### STATED GOAL
Please print all of the material below, word for word.

### PROVIDED INFORMATION
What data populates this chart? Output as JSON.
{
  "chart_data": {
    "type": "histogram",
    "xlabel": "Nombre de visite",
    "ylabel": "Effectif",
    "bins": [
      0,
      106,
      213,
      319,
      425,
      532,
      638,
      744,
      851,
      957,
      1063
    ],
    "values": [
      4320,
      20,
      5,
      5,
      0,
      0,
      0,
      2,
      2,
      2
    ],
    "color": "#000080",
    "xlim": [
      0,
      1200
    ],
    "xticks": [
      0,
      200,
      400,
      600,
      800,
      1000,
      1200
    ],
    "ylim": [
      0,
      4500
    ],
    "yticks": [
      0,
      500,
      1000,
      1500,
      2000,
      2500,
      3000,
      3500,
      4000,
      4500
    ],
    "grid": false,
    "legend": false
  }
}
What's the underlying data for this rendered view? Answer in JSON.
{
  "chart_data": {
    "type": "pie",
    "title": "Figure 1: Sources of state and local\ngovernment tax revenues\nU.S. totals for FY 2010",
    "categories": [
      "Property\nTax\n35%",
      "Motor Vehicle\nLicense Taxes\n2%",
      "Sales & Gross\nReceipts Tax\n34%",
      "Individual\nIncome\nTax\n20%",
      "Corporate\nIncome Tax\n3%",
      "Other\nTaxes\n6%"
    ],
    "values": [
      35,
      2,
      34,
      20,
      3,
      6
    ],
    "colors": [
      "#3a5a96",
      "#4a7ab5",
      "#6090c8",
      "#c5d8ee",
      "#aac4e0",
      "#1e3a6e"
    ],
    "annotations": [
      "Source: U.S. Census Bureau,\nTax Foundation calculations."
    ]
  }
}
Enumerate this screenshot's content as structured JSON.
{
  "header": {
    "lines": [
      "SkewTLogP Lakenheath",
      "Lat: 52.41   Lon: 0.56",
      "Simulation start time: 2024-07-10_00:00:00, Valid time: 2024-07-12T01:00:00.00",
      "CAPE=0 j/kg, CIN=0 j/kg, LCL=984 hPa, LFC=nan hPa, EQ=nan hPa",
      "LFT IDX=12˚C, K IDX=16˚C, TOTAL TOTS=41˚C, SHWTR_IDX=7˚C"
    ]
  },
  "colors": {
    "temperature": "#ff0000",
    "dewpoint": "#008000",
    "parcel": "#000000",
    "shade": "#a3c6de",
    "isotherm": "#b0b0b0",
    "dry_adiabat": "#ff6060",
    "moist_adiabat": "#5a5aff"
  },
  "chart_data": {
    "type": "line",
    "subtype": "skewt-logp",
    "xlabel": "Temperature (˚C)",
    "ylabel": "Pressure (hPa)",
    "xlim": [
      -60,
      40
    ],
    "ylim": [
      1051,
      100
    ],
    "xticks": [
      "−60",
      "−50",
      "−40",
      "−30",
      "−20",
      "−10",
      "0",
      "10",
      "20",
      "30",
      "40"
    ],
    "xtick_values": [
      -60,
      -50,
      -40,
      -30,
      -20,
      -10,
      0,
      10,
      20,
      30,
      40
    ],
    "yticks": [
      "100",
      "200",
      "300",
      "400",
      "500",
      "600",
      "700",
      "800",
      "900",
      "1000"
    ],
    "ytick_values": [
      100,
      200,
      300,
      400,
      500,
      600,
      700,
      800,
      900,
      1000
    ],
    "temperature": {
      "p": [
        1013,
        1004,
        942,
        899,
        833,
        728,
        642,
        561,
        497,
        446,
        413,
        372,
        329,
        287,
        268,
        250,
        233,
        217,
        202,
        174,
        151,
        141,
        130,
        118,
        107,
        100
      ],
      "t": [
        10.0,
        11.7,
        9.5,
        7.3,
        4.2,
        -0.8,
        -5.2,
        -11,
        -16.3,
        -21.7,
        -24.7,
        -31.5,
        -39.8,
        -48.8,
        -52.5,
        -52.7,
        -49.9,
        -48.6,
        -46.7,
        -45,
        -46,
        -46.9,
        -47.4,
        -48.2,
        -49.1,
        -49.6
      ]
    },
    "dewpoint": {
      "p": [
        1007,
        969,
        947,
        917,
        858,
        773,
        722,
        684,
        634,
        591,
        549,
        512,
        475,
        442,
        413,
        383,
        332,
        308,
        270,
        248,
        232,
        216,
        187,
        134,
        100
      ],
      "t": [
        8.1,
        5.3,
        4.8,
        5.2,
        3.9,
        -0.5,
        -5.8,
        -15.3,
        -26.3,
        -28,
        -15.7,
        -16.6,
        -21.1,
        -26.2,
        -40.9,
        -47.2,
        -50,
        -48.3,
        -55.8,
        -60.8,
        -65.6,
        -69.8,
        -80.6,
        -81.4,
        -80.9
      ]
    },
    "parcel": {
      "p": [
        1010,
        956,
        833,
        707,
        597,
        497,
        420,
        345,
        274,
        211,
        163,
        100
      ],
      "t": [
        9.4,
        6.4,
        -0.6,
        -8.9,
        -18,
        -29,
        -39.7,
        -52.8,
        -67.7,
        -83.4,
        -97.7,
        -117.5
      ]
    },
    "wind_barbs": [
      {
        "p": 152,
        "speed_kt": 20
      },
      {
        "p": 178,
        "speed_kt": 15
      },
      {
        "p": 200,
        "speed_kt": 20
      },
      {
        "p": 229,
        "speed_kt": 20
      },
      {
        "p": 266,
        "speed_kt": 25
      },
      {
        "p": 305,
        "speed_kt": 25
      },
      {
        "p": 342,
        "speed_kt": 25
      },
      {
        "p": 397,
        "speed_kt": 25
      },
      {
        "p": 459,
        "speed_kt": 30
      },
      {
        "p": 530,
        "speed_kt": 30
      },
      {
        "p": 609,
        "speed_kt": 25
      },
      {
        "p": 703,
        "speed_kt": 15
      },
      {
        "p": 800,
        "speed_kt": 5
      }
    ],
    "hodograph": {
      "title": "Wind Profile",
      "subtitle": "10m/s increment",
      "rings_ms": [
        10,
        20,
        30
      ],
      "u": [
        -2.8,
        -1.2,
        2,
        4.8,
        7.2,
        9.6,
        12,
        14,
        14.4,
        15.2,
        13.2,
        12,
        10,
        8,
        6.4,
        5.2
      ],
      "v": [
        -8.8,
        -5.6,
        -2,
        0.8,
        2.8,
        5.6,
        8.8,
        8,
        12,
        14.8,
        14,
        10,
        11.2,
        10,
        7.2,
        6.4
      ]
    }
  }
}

### REPLY TO THE TASK
What data populates this chart? Output as JSON.
{
  "chart_data": {
    "type": "histogram",
    "xlabel": "Nombre de visite",
    "ylabel": "Effectif",
    "bins": [
      0,
      106,
      213,
      319,
      425,
      532,
      638,
      744,
      851,
      957,
      1063
    ],
    "values": [
      4320,
      20,
      5,
      5,
      0,
      0,
      0,
      2,
      2,
      2
    ],
    "color": "#000080",
    "xlim": [
      0,
      1200
    ],
    "xticks": [
      0,
      200,
      400,
      600,
      800,
      1000,
      1200
    ],
    "ylim": [
      0,
      4500
    ],
    "yticks": [
      0,
      500,
      1000,
      1500,
      2000,
      2500,
      3000,
      3500,
      4000,
      4500
    ],
    "grid": false,
    "legend": false
  }
}
What's the underlying data for this rendered view? Answer in JSON.
{
  "chart_data": {
    "type": "pie",
    "title": "Figure 1: Sources of state and local\ngovernment tax revenues\nU.S. totals for FY 2010",
    "categories": [
      "Property\nTax\n35%",
      "Motor Vehicle\nLicense Taxes\n2%",
      "Sales & Gross\nReceipts Tax\n34%",
      "Individual\nIncome\nTax\n20%",
      "Corporate\nIncome Tax\n3%",
      "Other\nTaxes\n6%"
    ],
    "values": [
      35,
      2,
      34,
      20,
      3,
      6
    ],
    "colors": [
      "#3a5a96",
      "#4a7ab5",
      "#6090c8",
      "#c5d8ee",
      "#aac4e0",
      "#1e3a6e"
    ],
    "annotations": [
      "Source: U.S. Census Bureau,\nTax Foundation calculations."
    ]
  }
}
Enumerate this screenshot's content as structured JSON.
{
  "header": {
    "lines": [
      "SkewTLogP Lakenheath",
      "Lat: 52.41   Lon: 0.56",
      "Simulation start time: 2024-07-10_00:00:00, Valid time: 2024-07-12T01:00:00.00",
      "CAPE=0 j/kg, CIN=0 j/kg, LCL=984 hPa, LFC=nan hPa, EQ=nan hPa",
      "LFT IDX=12˚C, K IDX=16˚C, TOTAL TOTS=41˚C, SHWTR_IDX=7˚C"
    ]
  },
  "colors": {
    "temperature": "#ff0000",
    "dewpoint": "#008000",
    "parcel": "#000000",
    "shade": "#a3c6de",
    "isotherm": "#b0b0b0",
    "dry_adiabat": "#ff6060",
    "moist_adiabat": "#5a5aff"
  },
  "chart_data": {
    "type": "line",
    "subtype": "skewt-logp",
    "xlabel": "Temperature (˚C)",
    "ylabel": "Pressure (hPa)",
    "xlim": [
      -60,
      40
    ],
    "ylim": [
      1051,
      100
    ],
    "xticks": [
      "−60",
      "−50",
      "−40",
      "−30",
      "−20",
      "−10",
      "0",
      "10",
      "20",
      "30",
      "40"
    ],
    "xtick_values": [
      -60,
      -50,
      -40,
      -30,
      -20,
      -10,
      0,
      10,
      20,
      30,
      40
    ],
    "yticks": [
      "100",
      "200",
      "300",
      "400",
      "500",
      "600",
      "700",
      "800",
      "900",
      "1000"
    ],
    "ytick_values": [
      100,
      200,
      300,
      400,
      500,
      600,
      700,
      800,
      900,
      1000
    ],
    "temperature": {
      "p": [
        1013,
        1004,
        942,
        899,
        833,
        728,
        642,
        561,
        497,
        446,
        413,
        372,
        329,
        287,
        268,
        250,
        233,
        217,
        202,
        174,
        151,
        141,
        130,
        118,
        107,
        100
      ],
      "t": [
        10.0,
        11.7,
        9.5,
        7.3,
        4.2,
        -0.8,
        -5.2,
        -11,
        -16.3,
        -21.7,
        -24.7,
        -31.5,
        -39.8,
        -48.8,
        -52.5,
        -52.7,
        -49.9,
        -48.6,
        -46.7,
        -45,
        -46,
        -46.9,
        -47.4,
        -48.2,
        -49.1,
        -49.6
      ]
    },
    "dewpoint": {
      "p": [
        1007,
        969,
        947,
        917,
        858,
        773,
        722,
        684,
        634,
        591,
        549,
        512,
        475,
        442,
        413,
        383,
        332,
        308,
        270,
        248,
        232,
        216,
        187,
        134,
        100
      ],
      "t": [
        8.1,
        5.3,
        4.8,
        5.2,
        3.9,
        -0.5,
        -5.8,
        -15.3,
        -26.3,
        -28,
        -15.7,
        -16.6,
        -21.1,
        -26.2,
        -40.9,
        -47.2,
        -50,
        -48.3,
        -55.8,
        -60.8,
        -65.6,
        -69.8,
        -80.6,
        -81.4,
        -80.9
      ]
    },
    "parcel": {
      "p": [
        1010,
        956,
        833,
        707,
        597,
        497,
        420,
        345,
        274,
        211,
        163,
        100
      ],
      "t": [
        9.4,
        6.4,
        -0.6,
        -8.9,
        -18,
        -29,
        -39.7,
        -52.8,
        -67.7,
        -83.4,
        -97.7,
        -117.5
      ]
    },
    "wind_barbs": [
      {
        "p": 152,
        "speed_kt": 20
      },
      {
        "p": 178,
        "speed_kt": 15
      },
      {
        "p": 200,
        "speed_kt": 20
      },
      {
        "p": 229,
        "speed_kt": 20
      },
      {
        "p": 266,
        "speed_kt": 25
      },
      {
        "p": 305,
        "speed_kt": 25
      },
      {
        "p": 342,
        "speed_kt": 25
      },
      {
        "p": 397,
        "speed_kt": 25
      },
      {
        "p": 459,
        "speed_kt": 30
      },
      {
        "p": 530,
        "speed_kt": 30
      },
      {
        "p": 609,
        "speed_kt": 25
      },
      {
        "p": 703,
        "speed_kt": 15
      },
      {
        "p": 800,
        "speed_kt": 5
      }
    ],
    "hodograph": {
      "title": "Wind Profile",
      "subtitle": "10m/s increment",
      "rings_ms": [
        10,
        20,
        30
      ],
      "u": [
        -2.8,
        -1.2,
        2,
        4.8,
        7.2,
        9.6,
        12,
        14,
        14.4,
        15.2,
        13.2,
        12,
        10,
        8,
        6.4,
        5.2
      ],
      "v": [
        -8.8,
        -5.6,
        -2,
        0.8,
        2.8,
        5.6,
        8.8,
        8,
        12,
        14.8,
        14,
        10,
        11.2,
        10,
        7.2,
        6.4
      ]
    }
  }
}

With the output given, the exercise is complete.